Dataset excerpt:
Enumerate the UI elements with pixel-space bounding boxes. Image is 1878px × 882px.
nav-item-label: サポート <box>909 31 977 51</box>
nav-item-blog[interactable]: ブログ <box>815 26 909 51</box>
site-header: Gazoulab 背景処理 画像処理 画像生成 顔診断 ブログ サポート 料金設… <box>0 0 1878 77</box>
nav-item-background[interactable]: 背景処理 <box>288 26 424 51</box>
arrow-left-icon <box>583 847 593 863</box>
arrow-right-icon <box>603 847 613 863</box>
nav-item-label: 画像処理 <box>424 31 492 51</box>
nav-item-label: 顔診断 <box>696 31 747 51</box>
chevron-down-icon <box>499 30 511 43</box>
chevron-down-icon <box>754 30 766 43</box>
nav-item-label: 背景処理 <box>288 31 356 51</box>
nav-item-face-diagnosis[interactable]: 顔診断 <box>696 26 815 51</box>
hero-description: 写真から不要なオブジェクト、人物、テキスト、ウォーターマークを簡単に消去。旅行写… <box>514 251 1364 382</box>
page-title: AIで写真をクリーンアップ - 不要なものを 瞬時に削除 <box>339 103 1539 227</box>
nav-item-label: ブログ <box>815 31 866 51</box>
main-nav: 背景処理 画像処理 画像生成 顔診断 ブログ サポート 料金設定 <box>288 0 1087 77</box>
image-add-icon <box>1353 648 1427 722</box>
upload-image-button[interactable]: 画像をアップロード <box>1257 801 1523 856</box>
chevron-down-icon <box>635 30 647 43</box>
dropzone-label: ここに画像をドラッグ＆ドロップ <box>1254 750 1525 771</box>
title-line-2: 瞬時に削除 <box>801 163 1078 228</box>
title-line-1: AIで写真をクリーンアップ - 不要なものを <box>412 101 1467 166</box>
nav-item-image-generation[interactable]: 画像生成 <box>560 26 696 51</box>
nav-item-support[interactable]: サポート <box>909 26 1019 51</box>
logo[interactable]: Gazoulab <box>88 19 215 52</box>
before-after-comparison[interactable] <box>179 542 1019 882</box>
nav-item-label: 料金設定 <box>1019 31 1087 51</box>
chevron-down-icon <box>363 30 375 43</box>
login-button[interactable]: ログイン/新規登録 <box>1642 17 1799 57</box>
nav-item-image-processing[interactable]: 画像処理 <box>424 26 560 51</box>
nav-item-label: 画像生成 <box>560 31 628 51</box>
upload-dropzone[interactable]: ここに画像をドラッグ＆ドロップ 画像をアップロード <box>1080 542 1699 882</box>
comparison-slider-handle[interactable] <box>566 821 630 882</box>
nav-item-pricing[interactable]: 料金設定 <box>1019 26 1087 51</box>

## [Directions]
Please pull out, word for word, the lines from the start of the records up to and including the line that contains "upload-dropzone[interactable]: ここに画像をドラッグ＆ドロップ 画像をアップロード".

## [Exercise answer]
Enumerate the UI elements with pixel-space bounding boxes. Image is 1878px × 882px.
nav-item-label: サポート <box>909 31 977 51</box>
nav-item-blog[interactable]: ブログ <box>815 26 909 51</box>
site-header: Gazoulab 背景処理 画像処理 画像生成 顔診断 ブログ サポート 料金設… <box>0 0 1878 77</box>
nav-item-background[interactable]: 背景処理 <box>288 26 424 51</box>
arrow-left-icon <box>583 847 593 863</box>
arrow-right-icon <box>603 847 613 863</box>
nav-item-label: 画像処理 <box>424 31 492 51</box>
nav-item-label: 顔診断 <box>696 31 747 51</box>
chevron-down-icon <box>499 30 511 43</box>
chevron-down-icon <box>754 30 766 43</box>
nav-item-label: 背景処理 <box>288 31 356 51</box>
nav-item-face-diagnosis[interactable]: 顔診断 <box>696 26 815 51</box>
hero-description: 写真から不要なオブジェクト、人物、テキスト、ウォーターマークを簡単に消去。旅行写… <box>514 251 1364 382</box>
page-title: AIで写真をクリーンアップ - 不要なものを 瞬時に削除 <box>339 103 1539 227</box>
nav-item-label: ブログ <box>815 31 866 51</box>
main-nav: 背景処理 画像処理 画像生成 顔診断 ブログ サポート 料金設定 <box>288 0 1087 77</box>
image-add-icon <box>1353 648 1427 722</box>
upload-image-button[interactable]: 画像をアップロード <box>1257 801 1523 856</box>
chevron-down-icon <box>635 30 647 43</box>
dropzone-label: ここに画像をドラッグ＆ドロップ <box>1254 750 1525 771</box>
title-line-2: 瞬時に削除 <box>801 163 1078 228</box>
title-line-1: AIで写真をクリーンアップ - 不要なものを <box>412 101 1467 166</box>
nav-item-image-generation[interactable]: 画像生成 <box>560 26 696 51</box>
nav-item-support[interactable]: サポート <box>909 26 1019 51</box>
logo[interactable]: Gazoulab <box>88 19 215 52</box>
before-after-comparison[interactable] <box>179 542 1019 882</box>
nav-item-label: 料金設定 <box>1019 31 1087 51</box>
chevron-down-icon <box>363 30 375 43</box>
login-button[interactable]: ログイン/新規登録 <box>1642 17 1799 57</box>
nav-item-image-processing[interactable]: 画像処理 <box>424 26 560 51</box>
nav-item-label: 画像生成 <box>560 31 628 51</box>
upload-dropzone[interactable]: ここに画像をドラッグ＆ドロップ 画像をアップロード <box>1080 542 1699 882</box>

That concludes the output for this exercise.